Bei welchem Label ist laut Textauszug die CD/MC »BIALO« von Asi Mina erschienen?

___ TEXTAUSZUG ___

The easy listening avantgarde
»MSZA« von der polnischen Komponistin Joanna Halszka Sokolowska ist eine im Studio eingespielte Kammeroper, die sich um die Themen Identität & Differenz, facebook und Gott dreht. Oder anders ausgedrückt: um Fragen, die sich unmöglich musikalisch auflösen lassen, aber man kann fröhlich mit ihnen jonglieren, etwa in dem man Textfragmente von Sara Powell Hardt, Claude Henri de Saint-Simon, Luigi Pirandello oder Jane Austen mit computerverzerrter Stimme einwebt, die »Mondscheinsonate« von Beethoven zitiert und davon spricht, dass sich all diese Bezüge auch von einem Discoball einrahmen lassen. Was natürlich ein bisschen viel Referenzlärm für eine Komposition ist, die eher nach einem Acappella-Oratorium in der Nachfolge von Meredith Monk klingt. Mit einem nervigen Intro, einigen sehr hübschen, vielleicht zu niedlichen Vokalpassagen, dem schon erwähnten Beethovenzitat und einem unvermuteten Ende. Das ist schon ganz okay, aber dann driften wir lieber doch ganz in die Twilight Zone zwischen Pop und Avantgarde. Die CD/MC »BIALO« von der polnischen Sängerin und Soundkünstlerin Joanna Bronislawska aka Asi Mina ist bei Bôlt Records unter dem Nenner »Kikazaru Pleasures« geparkt, genauso übrigens wie die »Hymnen« oder Bumšteinas‘ »Sleep«. »BIALO« überrascht mit seiner Zugänglichkeit. Manche Tracks klingen wie ein müheloser Balanceakt zwischen dahingehauchter slawischer Folklore und Elektropop aus den frühen 1980ern (z. B. Vince Clark), begleitet von eher geringfügigen experimentellen Einschüben im Stil akusmatischer Radiolandschaften, die aber in dieser Dosierung eher nur das experimentelle Salz auf dem veganen Popbraten sind. Auch textlich dürfte Bronislawska einen recht gewitzten, in Richtung Dekonstruktion weisenden Zugang gefunden haben (was sich aber für einen des Polnischen nicht mächtigen Rezensenten nicht verifizieren lässt).

___ AUSZÜGE AUS DATENSÄTZEN ___

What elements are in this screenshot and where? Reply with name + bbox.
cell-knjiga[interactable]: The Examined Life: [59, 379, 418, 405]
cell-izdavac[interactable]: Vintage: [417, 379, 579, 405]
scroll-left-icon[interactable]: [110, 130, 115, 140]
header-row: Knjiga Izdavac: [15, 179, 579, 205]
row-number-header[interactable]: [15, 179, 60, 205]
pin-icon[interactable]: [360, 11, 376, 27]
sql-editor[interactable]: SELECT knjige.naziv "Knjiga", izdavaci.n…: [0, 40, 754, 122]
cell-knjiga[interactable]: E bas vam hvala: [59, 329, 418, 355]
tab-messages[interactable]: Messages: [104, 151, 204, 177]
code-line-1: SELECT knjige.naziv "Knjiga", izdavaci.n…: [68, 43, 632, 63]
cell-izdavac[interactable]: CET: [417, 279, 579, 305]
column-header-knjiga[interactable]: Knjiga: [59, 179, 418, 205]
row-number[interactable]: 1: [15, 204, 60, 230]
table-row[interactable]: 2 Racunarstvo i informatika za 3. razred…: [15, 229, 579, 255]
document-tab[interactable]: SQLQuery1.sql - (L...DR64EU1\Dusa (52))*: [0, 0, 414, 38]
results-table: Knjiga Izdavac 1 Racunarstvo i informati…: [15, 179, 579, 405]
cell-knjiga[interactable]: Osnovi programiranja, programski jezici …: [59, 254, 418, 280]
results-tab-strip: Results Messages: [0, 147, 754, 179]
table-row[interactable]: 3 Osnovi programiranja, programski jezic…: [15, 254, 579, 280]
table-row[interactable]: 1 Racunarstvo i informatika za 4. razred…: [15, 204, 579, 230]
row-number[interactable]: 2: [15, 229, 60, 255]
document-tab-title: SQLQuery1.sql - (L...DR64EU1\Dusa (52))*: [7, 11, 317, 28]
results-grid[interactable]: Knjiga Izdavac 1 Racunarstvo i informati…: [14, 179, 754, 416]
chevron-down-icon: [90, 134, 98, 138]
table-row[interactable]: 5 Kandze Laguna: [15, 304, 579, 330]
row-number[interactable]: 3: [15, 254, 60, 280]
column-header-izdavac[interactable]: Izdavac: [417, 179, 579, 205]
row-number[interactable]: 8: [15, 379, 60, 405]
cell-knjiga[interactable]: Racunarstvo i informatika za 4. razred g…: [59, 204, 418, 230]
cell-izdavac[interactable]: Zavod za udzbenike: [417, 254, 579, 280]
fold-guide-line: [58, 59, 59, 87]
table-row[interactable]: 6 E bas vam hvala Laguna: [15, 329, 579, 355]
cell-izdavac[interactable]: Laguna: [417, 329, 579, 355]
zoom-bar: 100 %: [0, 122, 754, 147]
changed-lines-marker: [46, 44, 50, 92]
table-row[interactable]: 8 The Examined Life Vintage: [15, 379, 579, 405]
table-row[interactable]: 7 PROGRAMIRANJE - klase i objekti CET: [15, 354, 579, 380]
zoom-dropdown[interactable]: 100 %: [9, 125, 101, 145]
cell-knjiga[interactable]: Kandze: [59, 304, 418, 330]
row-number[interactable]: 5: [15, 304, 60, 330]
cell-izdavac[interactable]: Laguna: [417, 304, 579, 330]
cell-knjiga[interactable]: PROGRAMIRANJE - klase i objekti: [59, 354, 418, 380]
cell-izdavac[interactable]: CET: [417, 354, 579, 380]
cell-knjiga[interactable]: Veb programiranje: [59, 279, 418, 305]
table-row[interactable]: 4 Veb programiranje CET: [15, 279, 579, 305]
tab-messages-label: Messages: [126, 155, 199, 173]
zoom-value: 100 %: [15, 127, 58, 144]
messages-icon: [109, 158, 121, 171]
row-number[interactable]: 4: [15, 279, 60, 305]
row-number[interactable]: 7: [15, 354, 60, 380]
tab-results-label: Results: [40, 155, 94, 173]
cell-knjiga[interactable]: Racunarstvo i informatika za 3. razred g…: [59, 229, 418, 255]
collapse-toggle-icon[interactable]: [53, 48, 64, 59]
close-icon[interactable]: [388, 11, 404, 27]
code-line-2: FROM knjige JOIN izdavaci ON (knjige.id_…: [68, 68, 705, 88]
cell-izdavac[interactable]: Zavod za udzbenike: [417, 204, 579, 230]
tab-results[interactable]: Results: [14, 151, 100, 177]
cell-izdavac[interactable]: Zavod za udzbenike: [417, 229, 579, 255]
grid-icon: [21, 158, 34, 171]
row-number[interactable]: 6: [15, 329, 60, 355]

___

LÖSUNG:
Bei Bôlt Records.